**Task objective**
Determine how many lines of the material hold the string "will" and reply with only that number.

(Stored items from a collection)
=-=-=
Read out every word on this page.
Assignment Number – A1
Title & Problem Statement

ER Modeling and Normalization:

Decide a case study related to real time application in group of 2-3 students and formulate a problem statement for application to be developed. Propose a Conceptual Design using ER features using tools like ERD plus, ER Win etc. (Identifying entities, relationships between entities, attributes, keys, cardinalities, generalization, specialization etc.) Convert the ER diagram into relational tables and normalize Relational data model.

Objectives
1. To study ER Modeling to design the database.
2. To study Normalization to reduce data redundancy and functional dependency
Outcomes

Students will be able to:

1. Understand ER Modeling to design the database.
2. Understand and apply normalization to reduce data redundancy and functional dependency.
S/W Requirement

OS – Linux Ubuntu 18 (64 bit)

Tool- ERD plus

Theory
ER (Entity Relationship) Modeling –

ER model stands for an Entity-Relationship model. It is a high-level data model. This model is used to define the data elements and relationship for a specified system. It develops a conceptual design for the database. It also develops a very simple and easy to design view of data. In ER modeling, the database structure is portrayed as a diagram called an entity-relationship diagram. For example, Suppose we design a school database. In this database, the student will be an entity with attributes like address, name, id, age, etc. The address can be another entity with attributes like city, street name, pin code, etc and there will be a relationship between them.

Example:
=-=-=
**Output for this task**
2